What you are asked to do: Transcribe the listing below word for word.

=-=-=

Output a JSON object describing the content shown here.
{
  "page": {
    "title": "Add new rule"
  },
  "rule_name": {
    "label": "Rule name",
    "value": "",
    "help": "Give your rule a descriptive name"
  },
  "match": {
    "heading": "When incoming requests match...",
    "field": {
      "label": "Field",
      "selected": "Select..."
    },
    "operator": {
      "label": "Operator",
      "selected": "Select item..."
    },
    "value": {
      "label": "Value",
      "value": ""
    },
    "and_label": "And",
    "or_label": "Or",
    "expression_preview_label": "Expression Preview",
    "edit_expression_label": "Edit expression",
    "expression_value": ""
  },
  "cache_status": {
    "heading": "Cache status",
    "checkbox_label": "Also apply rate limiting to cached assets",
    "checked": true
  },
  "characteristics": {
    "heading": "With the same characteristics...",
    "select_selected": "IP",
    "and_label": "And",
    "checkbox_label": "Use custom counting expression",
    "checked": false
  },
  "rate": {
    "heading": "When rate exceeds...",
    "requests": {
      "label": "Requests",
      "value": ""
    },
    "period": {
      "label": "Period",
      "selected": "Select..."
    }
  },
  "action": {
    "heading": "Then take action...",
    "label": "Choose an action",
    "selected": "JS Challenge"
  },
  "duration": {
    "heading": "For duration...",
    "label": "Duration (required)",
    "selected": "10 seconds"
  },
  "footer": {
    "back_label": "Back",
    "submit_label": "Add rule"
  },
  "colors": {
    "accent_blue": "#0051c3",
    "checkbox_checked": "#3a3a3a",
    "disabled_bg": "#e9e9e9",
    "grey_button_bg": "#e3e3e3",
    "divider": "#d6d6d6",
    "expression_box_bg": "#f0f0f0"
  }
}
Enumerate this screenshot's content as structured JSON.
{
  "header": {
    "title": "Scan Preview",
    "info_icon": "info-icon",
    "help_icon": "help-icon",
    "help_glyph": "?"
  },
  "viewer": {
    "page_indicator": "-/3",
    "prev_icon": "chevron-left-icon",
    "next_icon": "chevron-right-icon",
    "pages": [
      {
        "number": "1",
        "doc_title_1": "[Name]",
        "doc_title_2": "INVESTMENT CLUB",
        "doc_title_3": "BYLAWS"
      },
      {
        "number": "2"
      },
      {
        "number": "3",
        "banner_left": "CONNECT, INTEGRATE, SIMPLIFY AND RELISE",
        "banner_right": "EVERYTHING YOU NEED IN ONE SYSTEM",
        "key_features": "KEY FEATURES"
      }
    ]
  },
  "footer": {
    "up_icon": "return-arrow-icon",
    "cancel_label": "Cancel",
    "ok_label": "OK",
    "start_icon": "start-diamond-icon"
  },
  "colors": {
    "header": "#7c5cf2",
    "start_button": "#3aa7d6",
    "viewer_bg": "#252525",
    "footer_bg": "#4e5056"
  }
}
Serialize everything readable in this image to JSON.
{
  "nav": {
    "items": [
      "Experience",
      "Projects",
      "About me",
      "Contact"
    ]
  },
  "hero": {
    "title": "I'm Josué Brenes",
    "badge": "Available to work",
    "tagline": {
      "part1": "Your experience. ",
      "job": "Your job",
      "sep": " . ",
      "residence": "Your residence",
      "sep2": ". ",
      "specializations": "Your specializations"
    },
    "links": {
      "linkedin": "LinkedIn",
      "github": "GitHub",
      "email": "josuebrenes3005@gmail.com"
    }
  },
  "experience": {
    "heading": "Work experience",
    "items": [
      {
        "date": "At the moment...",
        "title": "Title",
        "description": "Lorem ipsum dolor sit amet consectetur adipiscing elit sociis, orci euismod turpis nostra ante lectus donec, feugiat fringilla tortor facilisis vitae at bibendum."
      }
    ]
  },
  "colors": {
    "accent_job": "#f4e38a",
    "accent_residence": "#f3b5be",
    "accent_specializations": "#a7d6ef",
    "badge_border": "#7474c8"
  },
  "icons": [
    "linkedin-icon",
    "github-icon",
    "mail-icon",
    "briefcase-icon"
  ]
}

=-=-=

Task result:
Output a JSON object describing the content shown here.
{
  "page": {
    "title": "Add new rule"
  },
  "rule_name": {
    "label": "Rule name",
    "value": "",
    "help": "Give your rule a descriptive name"
  },
  "match": {
    "heading": "When incoming requests match...",
    "field": {
      "label": "Field",
      "selected": "Select..."
    },
    "operator": {
      "label": "Operator",
      "selected": "Select item..."
    },
    "value": {
      "label": "Value",
      "value": ""
    },
    "and_label": "And",
    "or_label": "Or",
    "expression_preview_label": "Expression Preview",
    "edit_expression_label": "Edit expression",
    "expression_value": ""
  },
  "cache_status": {
    "heading": "Cache status",
    "checkbox_label": "Also apply rate limiting to cached assets",
    "checked": true
  },
  "characteristics": {
    "heading": "With the same characteristics...",
    "select_selected": "IP",
    "and_label": "And",
    "checkbox_label": "Use custom counting expression",
    "checked": false
  },
  "rate": {
    "heading": "When rate exceeds...",
    "requests": {
      "label": "Requests",
      "value": ""
    },
    "period": {
      "label": "Period",
      "selected": "Select..."
    }
  },
  "action": {
    "heading": "Then take action...",
    "label": "Choose an action",
    "selected": "JS Challenge"
  },
  "duration": {
    "heading": "For duration...",
    "label": "Duration (required)",
    "selected": "10 seconds"
  },
  "footer": {
    "back_label": "Back",
    "submit_label": "Add rule"
  },
  "colors": {
    "accent_blue": "#0051c3",
    "checkbox_checked": "#3a3a3a",
    "disabled_bg": "#e9e9e9",
    "grey_button_bg": "#e3e3e3",
    "divider": "#d6d6d6",
    "expression_box_bg": "#f0f0f0"
  }
}
Enumerate this screenshot's content as structured JSON.
{
  "header": {
    "title": "Scan Preview",
    "info_icon": "info-icon",
    "help_icon": "help-icon",
    "help_glyph": "?"
  },
  "viewer": {
    "page_indicator": "-/3",
    "prev_icon": "chevron-left-icon",
    "next_icon": "chevron-right-icon",
    "pages": [
      {
        "number": "1",
        "doc_title_1": "[Name]",
        "doc_title_2": "INVESTMENT CLUB",
        "doc_title_3": "BYLAWS"
      },
      {
        "number": "2"
      },
      {
        "number": "3",
        "banner_left": "CONNECT, INTEGRATE, SIMPLIFY AND RELISE",
        "banner_right": "EVERYTHING YOU NEED IN ONE SYSTEM",
        "key_features": "KEY FEATURES"
      }
    ]
  },
  "footer": {
    "up_icon": "return-arrow-icon",
    "cancel_label": "Cancel",
    "ok_label": "OK",
    "start_icon": "start-diamond-icon"
  },
  "colors": {
    "header": "#7c5cf2",
    "start_button": "#3aa7d6",
    "viewer_bg": "#252525",
    "footer_bg": "#4e5056"
  }
}
Serialize everything readable in this image to JSON.
{
  "nav": {
    "items": [
      "Experience",
      "Projects",
      "About me",
      "Contact"
    ]
  },
  "hero": {
    "title": "I'm Josué Brenes",
    "badge": "Available to work",
    "tagline": {
      "part1": "Your experience. ",
      "job": "Your job",
      "sep": " . ",
      "residence": "Your residence",
      "sep2": ". ",
      "specializations": "Your specializations"
    },
    "links": {
      "linkedin": "LinkedIn",
      "github": "GitHub",
      "email": "josuebrenes3005@gmail.com"
    }
  },
  "experience": {
    "heading": "Work experience",
    "items": [
      {
        "date": "At the moment...",
        "title": "Title",
        "description": "Lorem ipsum dolor sit amet consectetur adipiscing elit sociis, orci euismod turpis nostra ante lectus donec, feugiat fringilla tortor facilisis vitae at bibendum."
      }
    ]
  },
  "colors": {
    "accent_job": "#f4e38a",
    "accent_residence": "#f3b5be",
    "accent_specializations": "#a7d6ef",
    "badge_border": "#7474c8"
  },
  "icons": [
    "linkedin-icon",
    "github-icon",
    "mail-icon",
    "briefcase-icon"
  ]
}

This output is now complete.